(Saved data entries)
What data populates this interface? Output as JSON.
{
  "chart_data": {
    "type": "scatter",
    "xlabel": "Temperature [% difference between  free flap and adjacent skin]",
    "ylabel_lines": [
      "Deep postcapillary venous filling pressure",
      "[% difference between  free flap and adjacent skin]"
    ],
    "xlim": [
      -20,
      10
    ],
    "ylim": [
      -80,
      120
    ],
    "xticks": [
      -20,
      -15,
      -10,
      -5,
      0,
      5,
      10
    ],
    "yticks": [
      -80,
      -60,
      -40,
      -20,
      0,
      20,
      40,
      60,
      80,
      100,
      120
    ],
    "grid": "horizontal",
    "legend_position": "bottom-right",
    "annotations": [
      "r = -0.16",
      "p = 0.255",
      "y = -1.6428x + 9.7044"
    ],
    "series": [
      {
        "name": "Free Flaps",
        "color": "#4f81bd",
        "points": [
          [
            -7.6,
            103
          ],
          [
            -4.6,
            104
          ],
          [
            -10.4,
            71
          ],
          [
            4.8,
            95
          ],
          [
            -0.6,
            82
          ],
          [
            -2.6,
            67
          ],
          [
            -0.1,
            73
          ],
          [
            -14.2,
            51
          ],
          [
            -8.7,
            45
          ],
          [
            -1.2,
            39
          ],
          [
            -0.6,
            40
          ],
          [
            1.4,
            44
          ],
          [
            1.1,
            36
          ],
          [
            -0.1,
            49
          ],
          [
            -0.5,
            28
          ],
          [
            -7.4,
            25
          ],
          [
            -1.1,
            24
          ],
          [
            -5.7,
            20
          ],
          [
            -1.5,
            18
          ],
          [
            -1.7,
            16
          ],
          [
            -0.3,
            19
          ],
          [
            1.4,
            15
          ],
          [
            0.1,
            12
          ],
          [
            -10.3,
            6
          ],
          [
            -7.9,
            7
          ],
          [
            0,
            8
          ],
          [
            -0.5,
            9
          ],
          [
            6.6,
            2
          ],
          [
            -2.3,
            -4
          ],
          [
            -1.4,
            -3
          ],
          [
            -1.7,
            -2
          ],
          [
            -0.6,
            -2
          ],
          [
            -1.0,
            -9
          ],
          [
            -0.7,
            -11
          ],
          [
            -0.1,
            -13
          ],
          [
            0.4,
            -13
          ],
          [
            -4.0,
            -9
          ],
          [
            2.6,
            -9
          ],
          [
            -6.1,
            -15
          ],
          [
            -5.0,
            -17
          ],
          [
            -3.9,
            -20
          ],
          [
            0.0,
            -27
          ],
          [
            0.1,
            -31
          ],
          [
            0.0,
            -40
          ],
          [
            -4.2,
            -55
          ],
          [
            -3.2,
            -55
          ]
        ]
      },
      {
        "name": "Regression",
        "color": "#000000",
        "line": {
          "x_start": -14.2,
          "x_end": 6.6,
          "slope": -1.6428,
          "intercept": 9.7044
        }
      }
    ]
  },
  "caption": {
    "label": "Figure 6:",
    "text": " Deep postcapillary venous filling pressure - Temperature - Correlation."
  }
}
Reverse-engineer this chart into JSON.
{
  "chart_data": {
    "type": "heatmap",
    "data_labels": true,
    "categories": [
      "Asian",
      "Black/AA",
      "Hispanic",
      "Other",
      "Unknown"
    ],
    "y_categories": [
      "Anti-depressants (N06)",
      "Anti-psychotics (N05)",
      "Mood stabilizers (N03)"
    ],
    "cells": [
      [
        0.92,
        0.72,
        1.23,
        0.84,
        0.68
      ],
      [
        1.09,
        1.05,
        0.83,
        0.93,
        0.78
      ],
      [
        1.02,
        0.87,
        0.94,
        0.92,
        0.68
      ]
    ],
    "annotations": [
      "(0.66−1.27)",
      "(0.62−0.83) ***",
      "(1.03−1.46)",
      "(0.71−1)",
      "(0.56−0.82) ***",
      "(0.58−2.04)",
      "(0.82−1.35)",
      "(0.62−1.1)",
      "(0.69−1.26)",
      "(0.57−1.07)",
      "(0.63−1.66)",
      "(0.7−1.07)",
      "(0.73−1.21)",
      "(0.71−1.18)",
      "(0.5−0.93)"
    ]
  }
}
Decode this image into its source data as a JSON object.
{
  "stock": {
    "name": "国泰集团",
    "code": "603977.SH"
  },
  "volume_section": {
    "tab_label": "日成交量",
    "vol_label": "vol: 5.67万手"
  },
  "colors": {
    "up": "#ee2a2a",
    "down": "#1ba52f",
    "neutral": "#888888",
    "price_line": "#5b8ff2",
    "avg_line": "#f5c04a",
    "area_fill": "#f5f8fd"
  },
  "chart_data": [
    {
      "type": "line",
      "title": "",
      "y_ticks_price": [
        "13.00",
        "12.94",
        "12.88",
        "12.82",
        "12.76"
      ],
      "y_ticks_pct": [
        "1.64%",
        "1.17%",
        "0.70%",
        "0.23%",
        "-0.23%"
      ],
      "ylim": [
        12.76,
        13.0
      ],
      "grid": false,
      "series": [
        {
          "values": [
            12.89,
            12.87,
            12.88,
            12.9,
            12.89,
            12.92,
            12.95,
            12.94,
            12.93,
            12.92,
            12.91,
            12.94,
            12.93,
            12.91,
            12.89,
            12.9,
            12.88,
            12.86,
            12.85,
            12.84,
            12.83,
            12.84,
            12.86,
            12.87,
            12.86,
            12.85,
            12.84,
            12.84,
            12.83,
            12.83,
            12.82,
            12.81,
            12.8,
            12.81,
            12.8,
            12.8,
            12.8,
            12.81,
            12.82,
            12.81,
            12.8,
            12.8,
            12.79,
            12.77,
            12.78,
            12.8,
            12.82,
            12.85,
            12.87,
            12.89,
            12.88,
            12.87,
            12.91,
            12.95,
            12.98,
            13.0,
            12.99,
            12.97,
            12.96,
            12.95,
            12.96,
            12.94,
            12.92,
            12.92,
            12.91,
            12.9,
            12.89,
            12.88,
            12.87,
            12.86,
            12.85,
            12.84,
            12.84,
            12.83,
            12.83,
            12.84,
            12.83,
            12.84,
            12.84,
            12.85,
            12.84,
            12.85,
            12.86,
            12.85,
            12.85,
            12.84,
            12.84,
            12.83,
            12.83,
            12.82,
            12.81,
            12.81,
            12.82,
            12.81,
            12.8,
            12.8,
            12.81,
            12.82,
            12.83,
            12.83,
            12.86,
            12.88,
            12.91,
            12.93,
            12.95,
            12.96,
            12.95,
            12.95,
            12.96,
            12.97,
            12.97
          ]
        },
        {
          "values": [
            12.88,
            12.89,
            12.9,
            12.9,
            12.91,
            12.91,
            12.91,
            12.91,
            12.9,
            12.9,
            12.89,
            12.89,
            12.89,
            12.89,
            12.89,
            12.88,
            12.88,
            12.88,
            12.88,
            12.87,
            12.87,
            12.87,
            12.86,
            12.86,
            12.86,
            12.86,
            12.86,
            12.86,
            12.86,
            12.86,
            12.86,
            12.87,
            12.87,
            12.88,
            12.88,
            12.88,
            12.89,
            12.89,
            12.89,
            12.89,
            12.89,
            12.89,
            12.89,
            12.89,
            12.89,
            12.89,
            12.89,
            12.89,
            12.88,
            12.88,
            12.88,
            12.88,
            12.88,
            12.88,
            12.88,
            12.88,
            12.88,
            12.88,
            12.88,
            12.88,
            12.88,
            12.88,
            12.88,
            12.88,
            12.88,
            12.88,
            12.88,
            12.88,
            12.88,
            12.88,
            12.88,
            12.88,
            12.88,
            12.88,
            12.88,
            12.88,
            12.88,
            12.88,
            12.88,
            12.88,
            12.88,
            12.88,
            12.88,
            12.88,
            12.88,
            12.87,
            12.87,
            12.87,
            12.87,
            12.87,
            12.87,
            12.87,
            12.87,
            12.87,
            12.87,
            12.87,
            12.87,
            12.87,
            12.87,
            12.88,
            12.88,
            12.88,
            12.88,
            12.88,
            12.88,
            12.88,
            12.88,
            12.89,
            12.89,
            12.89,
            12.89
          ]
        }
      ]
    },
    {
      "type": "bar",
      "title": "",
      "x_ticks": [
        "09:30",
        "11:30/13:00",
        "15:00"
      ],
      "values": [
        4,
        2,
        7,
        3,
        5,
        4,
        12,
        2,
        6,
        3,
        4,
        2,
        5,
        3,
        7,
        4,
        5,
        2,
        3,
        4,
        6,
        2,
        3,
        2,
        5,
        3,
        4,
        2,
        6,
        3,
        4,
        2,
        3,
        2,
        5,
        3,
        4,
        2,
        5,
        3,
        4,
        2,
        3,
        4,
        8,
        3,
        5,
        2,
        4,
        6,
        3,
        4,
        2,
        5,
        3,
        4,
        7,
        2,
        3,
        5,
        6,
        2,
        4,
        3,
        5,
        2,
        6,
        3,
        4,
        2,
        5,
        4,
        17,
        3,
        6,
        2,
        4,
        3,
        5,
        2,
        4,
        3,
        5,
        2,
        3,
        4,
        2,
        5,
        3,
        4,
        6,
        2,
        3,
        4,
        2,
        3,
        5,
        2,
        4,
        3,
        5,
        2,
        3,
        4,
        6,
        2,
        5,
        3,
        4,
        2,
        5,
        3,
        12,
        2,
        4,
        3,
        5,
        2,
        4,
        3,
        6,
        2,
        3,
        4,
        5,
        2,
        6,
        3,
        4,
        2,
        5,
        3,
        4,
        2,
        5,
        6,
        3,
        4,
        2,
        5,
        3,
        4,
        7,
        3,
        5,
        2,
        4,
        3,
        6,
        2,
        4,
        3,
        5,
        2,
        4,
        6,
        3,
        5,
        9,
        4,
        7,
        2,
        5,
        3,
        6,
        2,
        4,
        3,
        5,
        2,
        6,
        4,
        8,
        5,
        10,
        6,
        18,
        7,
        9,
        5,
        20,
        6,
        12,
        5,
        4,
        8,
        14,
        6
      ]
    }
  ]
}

_Instructions for the task_
Every line that holds the word "this" counts once; state the total number of such lines and nothing else.

_Solution below_
3